-------- Passage

Such elisions would not be capital offenses if they didn’t point to such a sloppiness on Aira’s part, as though he were writing more quickly than I read. (He publishes 2-4 books a year, so perhaps he does.) Skewing concepts toward surrealism can be effective, but with Aira, that impression is merely an unpleasant side effect of a quick, lazy attempt at profundity. The ensuing reflections on “the unbuilt” also fail to cohere for the same reasons: Aira hasn’t spent enough time thinking things through.

Because rigor and precision are not traits that are greatly valued in fiction (not now and probably not ever–even now it is rare to see Musil elevated above Mann and Broch as the sharpest thinker of the three by far), there’s little context in which to criticize Aira’s faults. His flashy collisions of ideas give the book credibility as fine literature, but in the race to write, publish, read, review, and ultimately forget about books, no one seems to have stood back and said that the ideas are inchoate, secondhand, and lacking.

For contrast, I was just reading some stories by Mario Benedetti. They don’t shoot for highbrow philosophy, but the writing is sharp, and the ideas are, as a philosopher said, clear and distinct.

Further Last Thoughts on Roberto Bolano’s 2666

The last section is about Archimboldi, the mysterious writer who the academics were chasing after way back at the start of the book, and who has not been of much significance since then. Bolano explicitly constructs the section as a linear Bildungsroman, or at least as a pastiche of one.

While the section eventually joins with the rest of the book, it is mostly self-sufficient. Archimboldi is born as a naif, grows up and has horrendous wartime experiences, then slowly becomes a writer. The section is solid if not overwhelming (unlike the penultimate section about the murders), and Archimboldi does give Bolano a nice but contrived mouthpiece for discoursing directly on literature. By this point the critics of the first section are long forgotten, and consequently the the contrast of Archimboldi’s life with their facile obsessions does not weigh too heavily on the writing.

I don’t want to say that much about this section other than to point out a movement that takes place toward its end. After Archimboldi has gone through most of the formative experiences of his life and has established himself as a writer, he disappears. His person is still there in the book, but the intimate introspection given into his mind for much of the section is drastically curtailed. He moves from being a subject to an opaque object, i.e., the object studied by the critics. And evidently this is where he is to stay.

----------------
-------- Entries shown

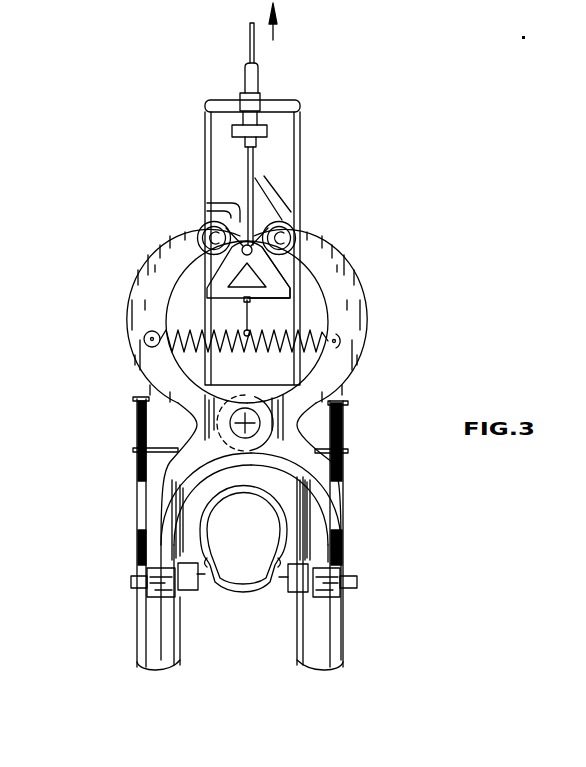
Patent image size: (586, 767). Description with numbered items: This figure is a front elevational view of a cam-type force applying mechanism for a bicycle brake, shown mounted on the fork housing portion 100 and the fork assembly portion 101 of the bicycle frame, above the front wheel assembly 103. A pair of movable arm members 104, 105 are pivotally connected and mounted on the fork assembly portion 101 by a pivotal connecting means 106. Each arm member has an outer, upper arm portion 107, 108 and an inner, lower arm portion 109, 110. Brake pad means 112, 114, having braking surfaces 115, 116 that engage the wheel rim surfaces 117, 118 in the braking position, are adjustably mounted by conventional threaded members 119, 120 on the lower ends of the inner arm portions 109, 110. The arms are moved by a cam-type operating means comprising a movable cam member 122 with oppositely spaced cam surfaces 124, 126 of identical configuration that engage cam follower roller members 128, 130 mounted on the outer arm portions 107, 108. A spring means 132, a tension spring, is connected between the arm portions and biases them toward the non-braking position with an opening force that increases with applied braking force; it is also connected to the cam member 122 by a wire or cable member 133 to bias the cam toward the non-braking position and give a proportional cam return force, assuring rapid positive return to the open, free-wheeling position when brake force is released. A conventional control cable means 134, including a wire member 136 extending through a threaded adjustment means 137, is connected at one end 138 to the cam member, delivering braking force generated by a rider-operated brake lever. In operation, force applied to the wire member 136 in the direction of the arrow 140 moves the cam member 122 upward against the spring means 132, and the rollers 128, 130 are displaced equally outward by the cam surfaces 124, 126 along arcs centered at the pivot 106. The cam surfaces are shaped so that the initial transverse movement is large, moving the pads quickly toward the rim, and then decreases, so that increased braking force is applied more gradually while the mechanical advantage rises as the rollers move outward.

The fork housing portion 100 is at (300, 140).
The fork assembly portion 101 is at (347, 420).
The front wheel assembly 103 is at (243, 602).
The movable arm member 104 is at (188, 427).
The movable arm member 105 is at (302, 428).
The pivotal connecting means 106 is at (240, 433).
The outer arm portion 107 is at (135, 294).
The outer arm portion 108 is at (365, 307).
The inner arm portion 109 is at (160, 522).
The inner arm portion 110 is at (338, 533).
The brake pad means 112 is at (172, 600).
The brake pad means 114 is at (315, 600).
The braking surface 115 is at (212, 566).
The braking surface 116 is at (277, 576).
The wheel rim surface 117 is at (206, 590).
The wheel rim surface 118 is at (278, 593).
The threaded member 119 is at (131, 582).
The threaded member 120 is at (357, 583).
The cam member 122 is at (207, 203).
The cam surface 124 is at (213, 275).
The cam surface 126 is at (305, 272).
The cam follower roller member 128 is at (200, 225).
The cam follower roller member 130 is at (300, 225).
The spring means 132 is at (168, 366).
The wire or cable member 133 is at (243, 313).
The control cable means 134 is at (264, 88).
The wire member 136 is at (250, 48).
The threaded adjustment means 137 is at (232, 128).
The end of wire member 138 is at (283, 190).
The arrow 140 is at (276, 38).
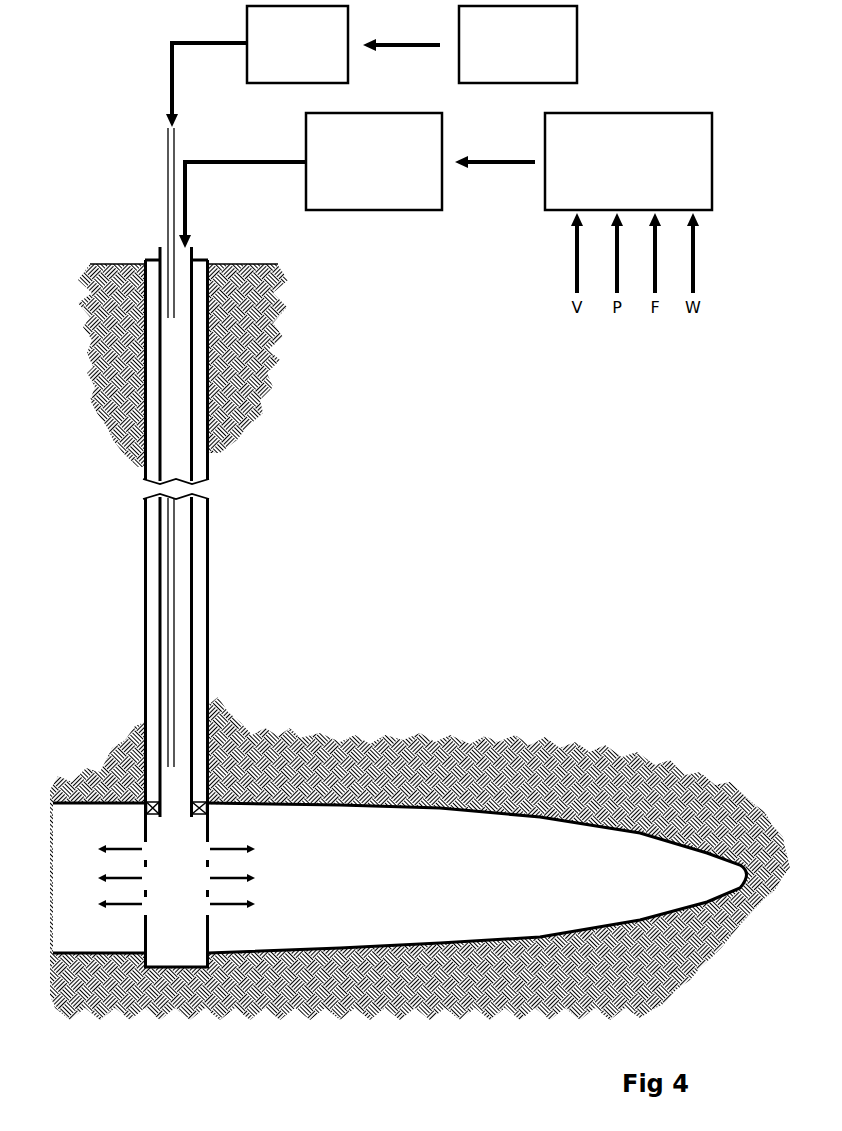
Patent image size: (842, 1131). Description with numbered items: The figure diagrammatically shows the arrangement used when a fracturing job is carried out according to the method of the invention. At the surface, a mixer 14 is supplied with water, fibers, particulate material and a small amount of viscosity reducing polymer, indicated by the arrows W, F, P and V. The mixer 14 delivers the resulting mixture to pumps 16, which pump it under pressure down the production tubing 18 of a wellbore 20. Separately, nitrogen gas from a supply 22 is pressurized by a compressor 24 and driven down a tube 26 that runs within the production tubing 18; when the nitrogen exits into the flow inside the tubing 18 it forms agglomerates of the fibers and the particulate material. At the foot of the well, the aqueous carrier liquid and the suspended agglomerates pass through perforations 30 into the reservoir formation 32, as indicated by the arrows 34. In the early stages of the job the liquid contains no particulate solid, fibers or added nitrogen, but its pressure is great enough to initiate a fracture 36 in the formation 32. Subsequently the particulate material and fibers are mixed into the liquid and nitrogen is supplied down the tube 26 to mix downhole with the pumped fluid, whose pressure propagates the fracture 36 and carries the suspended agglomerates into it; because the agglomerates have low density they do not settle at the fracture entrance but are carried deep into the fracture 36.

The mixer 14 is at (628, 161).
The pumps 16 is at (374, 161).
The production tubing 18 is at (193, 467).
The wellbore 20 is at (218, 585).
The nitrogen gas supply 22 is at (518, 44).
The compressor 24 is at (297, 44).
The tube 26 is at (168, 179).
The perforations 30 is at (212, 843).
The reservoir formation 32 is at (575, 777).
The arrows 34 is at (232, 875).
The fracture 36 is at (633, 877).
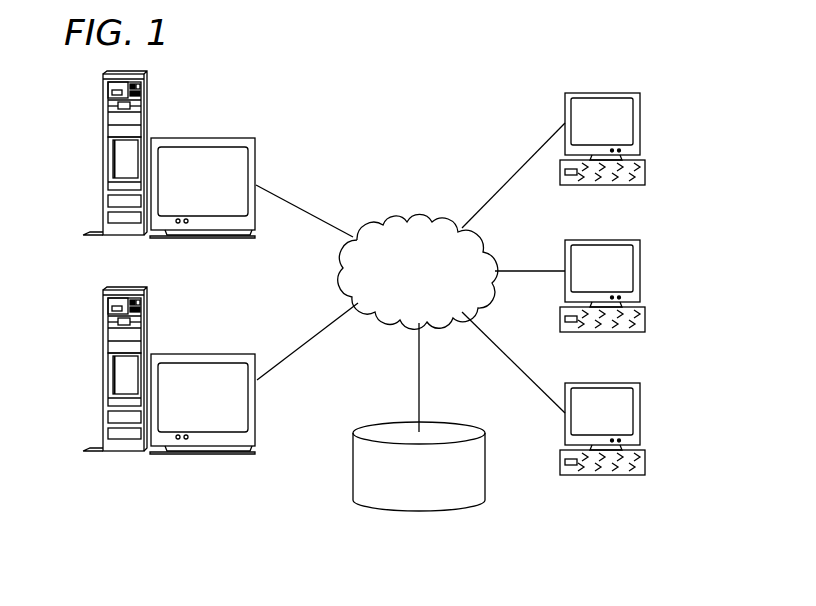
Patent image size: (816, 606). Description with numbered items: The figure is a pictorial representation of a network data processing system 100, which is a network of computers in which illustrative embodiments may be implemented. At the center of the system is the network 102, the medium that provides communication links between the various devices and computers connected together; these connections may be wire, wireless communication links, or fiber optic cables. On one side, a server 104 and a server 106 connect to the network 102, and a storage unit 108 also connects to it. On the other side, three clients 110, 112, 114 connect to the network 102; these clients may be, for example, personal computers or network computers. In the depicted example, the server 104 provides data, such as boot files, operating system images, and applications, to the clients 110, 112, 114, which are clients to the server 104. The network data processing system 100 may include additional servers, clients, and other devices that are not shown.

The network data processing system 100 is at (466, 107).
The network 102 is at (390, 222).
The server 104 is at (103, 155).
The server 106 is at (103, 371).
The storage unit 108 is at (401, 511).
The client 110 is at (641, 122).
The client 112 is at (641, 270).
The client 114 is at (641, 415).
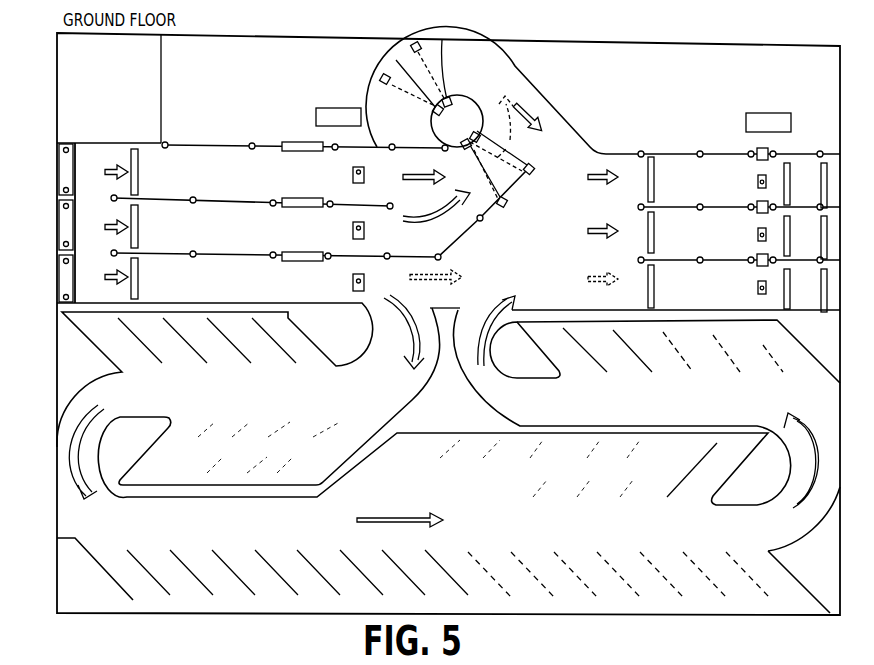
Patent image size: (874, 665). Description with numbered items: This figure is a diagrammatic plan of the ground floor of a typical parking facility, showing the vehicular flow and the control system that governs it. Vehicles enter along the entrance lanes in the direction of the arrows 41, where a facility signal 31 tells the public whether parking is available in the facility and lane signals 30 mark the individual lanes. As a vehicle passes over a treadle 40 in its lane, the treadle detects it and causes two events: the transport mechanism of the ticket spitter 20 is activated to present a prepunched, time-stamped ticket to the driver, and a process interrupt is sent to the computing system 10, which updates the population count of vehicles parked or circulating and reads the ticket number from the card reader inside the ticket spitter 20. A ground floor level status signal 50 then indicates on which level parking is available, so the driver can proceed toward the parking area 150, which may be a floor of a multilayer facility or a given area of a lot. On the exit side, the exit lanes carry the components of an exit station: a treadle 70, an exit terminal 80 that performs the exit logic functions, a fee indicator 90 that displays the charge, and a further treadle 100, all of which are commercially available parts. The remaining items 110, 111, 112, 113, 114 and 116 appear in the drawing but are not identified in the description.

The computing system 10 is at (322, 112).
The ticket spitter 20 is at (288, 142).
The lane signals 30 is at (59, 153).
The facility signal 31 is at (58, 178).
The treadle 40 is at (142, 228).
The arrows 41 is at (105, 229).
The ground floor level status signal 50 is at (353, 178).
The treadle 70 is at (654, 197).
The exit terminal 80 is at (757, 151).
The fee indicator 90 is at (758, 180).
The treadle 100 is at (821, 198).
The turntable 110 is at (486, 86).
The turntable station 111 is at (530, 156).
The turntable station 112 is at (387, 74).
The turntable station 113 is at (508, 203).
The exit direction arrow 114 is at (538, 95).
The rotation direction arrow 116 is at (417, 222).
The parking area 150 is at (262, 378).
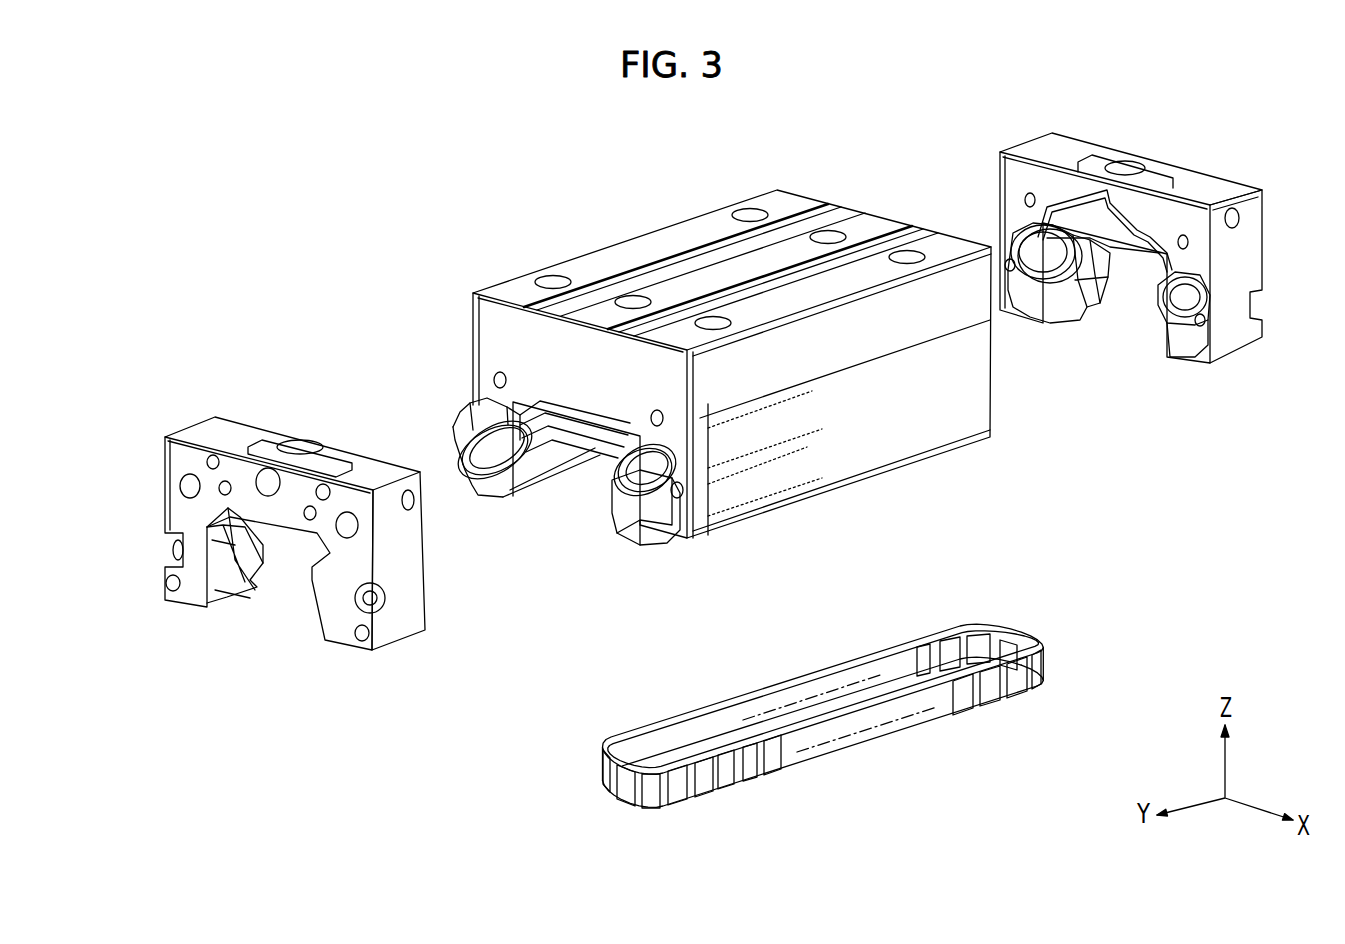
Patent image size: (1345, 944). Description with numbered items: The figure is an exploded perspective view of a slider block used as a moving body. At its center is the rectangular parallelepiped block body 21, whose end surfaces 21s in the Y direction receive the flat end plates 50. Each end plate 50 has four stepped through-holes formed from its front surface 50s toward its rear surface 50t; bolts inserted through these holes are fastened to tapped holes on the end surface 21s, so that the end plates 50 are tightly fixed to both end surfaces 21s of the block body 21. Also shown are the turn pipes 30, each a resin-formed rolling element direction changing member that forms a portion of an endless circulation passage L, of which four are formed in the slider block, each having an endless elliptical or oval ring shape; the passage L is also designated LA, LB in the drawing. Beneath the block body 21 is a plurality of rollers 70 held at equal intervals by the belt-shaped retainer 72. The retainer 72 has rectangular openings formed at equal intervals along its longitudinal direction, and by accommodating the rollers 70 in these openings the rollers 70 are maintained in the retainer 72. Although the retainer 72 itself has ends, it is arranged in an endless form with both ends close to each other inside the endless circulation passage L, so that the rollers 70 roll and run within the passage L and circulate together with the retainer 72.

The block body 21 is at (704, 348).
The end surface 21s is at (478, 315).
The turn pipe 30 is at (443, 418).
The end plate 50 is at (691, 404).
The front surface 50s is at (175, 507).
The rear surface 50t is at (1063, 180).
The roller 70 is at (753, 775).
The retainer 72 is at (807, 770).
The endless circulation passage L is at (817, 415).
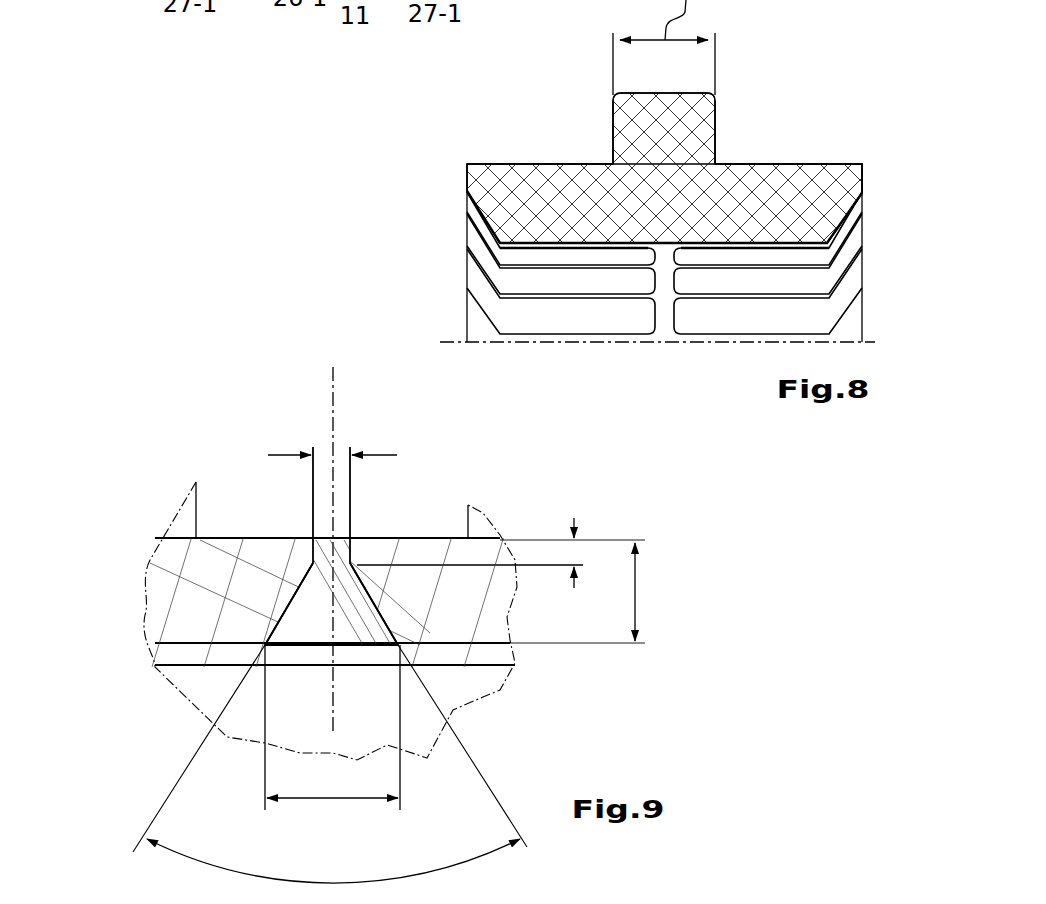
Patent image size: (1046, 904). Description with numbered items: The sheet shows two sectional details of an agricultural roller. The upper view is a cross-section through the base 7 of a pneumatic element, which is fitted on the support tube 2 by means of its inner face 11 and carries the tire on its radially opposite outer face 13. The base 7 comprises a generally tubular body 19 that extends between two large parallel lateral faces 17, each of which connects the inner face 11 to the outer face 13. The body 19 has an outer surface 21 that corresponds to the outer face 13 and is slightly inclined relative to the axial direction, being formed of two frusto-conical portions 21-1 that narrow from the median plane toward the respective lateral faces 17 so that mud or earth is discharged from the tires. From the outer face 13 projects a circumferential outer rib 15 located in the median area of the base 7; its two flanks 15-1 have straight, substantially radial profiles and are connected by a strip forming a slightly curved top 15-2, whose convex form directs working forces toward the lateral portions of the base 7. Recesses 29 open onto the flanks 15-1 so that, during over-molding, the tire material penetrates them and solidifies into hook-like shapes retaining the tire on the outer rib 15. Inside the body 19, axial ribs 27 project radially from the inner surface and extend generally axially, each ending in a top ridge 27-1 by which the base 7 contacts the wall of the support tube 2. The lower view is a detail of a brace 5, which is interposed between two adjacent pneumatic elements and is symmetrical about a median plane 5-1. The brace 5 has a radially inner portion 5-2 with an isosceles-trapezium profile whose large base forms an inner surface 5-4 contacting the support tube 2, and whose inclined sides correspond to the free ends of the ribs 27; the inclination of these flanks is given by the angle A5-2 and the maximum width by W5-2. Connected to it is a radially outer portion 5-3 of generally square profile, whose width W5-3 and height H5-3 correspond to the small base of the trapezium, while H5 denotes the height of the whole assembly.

----------------

● Tasks for this exercise
- 1) Return, word for word, the section of the book-review passage that opens with the words containing "I don’t want" and closes with "is to stay.".
- 2) In the rows, retype without any change the lines that open with the line containing "Patent image size: (816, 606)." and close with the line containing "The server 104 is at (103, 155).", both included, and give only those lines.

● Worked answers
- 1)
I don’t want to say that much about this section other than to point out a movement that takes place toward its end. After Archimboldi has gone through most of the formative experiences of his life and has established himself as a writer, he disappears. His person is still there in the book, but the intimate introspection given into his mind for much of the section is drastically curtailed. He moves from being a subject to an opaque object, i.e., the object studied by the critics. And evidently this is where he is to stay.

- 2)
Patent image size: (816, 606). Description with numbered items: The figure is a pictorial representation of a network data processing system 100, which is a network of computers in which illustrative embodiments may be implemented. At the center of the system is the network 102, the medium that provides communication links between the various devices and computers connected together; these connections may be wire, wireless communication links, or fiber optic cables. On one side, a server 104 and a server 106 connect to the network 102, and a storage unit 108 also connects to it. On the other side, three clients 110, 112, 114 connect to the network 102; these clients may be, for example, personal computers or network computers. In the depicted example, the server 104 provides data, such as boot files, operating system images, and applications, to the clients 110, 112, 114, which are clients to the server 104. The network data processing system 100 may include additional servers, clients, and other devices that are not shown.

The network data processing system 100 is at (466, 107).
The network 102 is at (390, 222).
The server 104 is at (103, 155).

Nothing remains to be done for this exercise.